What to do: How many lines of the material below contain the string "Architettonica"? Answer with the number and nothing else.

[Stored items]
►
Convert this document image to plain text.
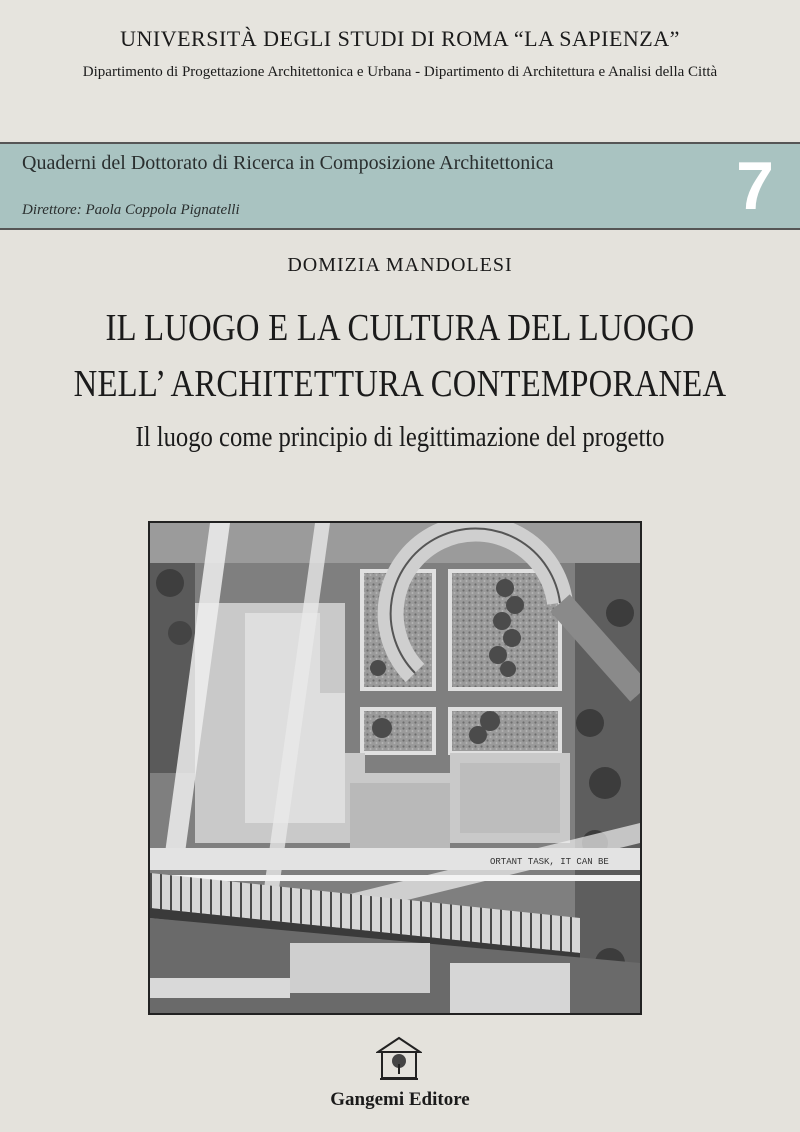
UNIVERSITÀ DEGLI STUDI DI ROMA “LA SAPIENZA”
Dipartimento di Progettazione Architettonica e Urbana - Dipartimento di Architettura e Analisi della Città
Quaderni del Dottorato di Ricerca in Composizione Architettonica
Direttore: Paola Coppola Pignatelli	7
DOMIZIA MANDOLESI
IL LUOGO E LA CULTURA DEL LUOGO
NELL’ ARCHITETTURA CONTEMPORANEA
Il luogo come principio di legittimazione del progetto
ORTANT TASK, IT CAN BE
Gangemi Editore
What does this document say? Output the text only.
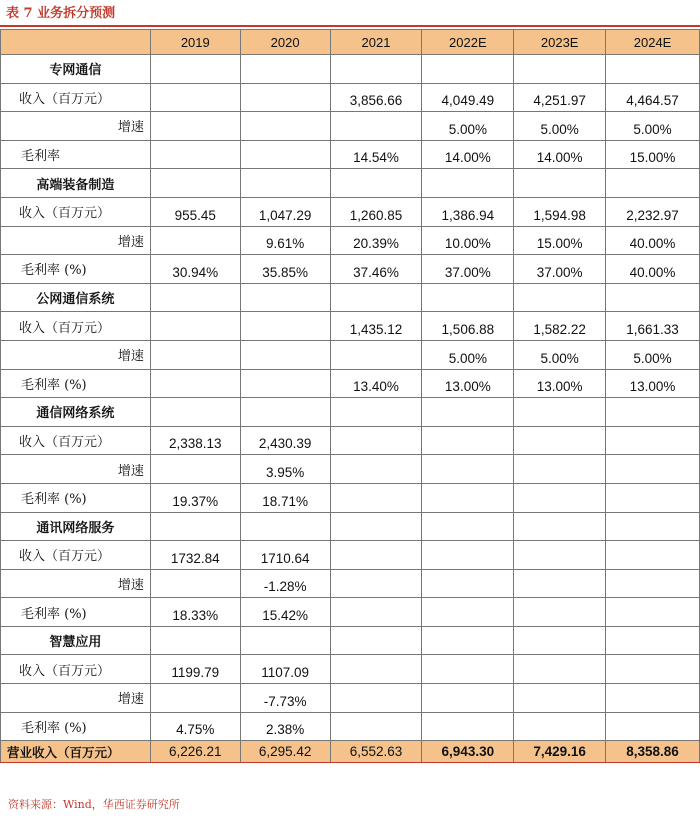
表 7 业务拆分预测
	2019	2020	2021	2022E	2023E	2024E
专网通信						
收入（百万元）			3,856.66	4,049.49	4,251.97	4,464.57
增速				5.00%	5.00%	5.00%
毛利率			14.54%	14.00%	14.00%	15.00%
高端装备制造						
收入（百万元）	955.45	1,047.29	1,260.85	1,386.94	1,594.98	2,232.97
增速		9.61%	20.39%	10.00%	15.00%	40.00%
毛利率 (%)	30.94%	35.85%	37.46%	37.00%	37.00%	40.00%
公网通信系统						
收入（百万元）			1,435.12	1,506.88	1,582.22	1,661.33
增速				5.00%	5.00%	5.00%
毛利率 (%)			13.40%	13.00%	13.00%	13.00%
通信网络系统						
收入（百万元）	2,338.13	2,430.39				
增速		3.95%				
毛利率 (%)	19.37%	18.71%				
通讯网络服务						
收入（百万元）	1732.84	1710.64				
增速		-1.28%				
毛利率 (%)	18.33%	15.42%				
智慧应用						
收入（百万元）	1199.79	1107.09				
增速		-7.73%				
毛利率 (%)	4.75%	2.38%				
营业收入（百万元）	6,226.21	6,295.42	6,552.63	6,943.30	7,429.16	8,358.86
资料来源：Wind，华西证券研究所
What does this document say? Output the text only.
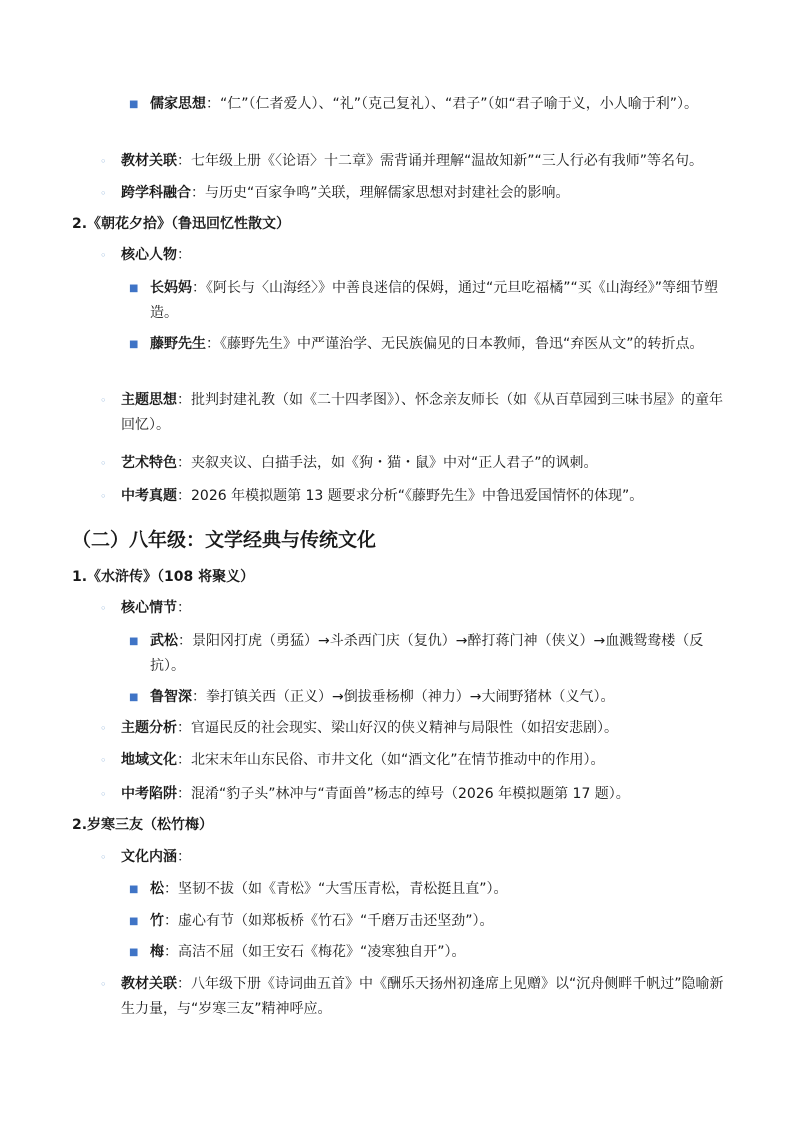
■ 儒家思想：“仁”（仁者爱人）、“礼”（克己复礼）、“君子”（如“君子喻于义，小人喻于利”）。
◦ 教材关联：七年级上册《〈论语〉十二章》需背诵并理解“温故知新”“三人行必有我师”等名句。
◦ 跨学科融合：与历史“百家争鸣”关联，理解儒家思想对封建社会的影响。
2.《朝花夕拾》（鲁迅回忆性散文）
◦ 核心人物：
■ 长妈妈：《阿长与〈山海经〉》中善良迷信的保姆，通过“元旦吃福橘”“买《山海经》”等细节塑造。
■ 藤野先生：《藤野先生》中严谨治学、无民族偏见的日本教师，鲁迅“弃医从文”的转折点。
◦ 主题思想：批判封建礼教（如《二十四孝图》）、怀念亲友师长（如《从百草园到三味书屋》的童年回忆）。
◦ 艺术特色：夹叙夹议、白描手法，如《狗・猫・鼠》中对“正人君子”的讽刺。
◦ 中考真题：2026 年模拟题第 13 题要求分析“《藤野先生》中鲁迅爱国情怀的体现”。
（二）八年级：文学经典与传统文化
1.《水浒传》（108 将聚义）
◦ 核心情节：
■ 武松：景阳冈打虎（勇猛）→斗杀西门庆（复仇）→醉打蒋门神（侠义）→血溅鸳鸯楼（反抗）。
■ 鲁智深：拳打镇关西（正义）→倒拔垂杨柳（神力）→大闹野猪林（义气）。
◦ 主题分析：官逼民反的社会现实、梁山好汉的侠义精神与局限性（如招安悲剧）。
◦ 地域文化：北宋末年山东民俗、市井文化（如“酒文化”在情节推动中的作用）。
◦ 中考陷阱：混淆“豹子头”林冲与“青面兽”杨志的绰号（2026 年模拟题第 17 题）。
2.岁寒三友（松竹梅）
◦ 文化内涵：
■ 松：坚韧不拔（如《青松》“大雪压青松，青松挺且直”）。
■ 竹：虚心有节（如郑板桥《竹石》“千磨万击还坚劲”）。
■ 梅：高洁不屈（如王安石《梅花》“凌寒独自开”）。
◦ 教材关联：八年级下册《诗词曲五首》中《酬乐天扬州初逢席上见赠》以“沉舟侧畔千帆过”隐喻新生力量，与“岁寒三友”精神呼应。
◄
►
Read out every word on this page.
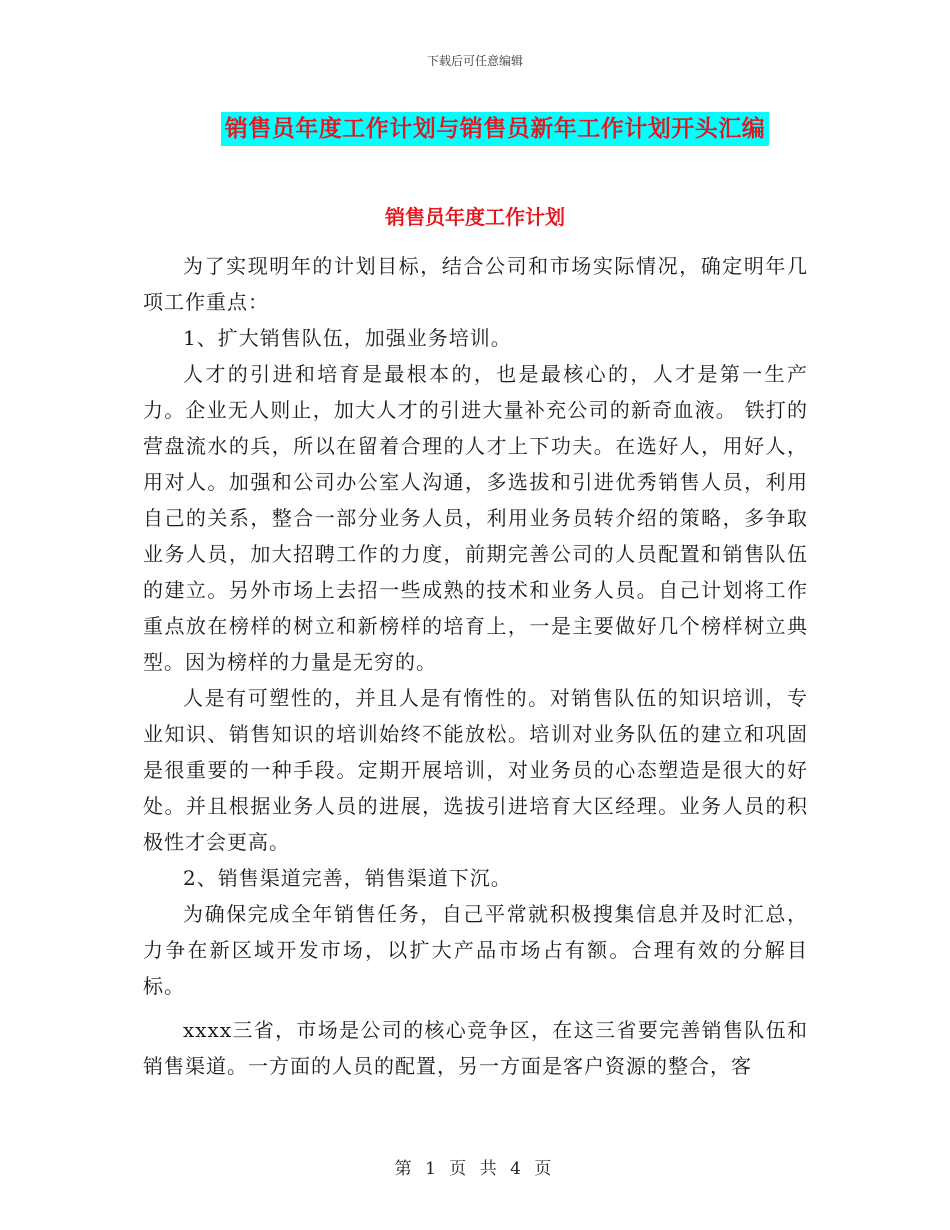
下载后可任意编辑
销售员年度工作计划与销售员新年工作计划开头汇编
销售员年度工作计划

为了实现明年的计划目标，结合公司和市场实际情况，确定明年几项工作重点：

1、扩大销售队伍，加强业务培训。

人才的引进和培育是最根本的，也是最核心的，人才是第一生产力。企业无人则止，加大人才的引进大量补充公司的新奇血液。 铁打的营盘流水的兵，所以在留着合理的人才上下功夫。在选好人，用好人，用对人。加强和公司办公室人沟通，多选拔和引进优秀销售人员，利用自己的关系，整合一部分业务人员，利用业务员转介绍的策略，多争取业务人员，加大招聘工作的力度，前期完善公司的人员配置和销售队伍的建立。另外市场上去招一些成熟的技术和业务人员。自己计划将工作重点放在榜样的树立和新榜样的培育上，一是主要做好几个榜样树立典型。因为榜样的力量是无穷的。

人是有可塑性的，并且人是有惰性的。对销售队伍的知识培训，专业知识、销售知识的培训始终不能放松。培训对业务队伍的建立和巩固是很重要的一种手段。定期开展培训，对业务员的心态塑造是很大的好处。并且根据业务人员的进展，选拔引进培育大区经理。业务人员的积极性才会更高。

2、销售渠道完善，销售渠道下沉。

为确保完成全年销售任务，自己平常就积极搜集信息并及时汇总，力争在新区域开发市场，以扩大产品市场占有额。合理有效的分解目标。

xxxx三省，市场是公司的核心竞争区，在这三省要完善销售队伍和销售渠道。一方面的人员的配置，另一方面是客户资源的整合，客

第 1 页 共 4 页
◄
Finished exercise: 2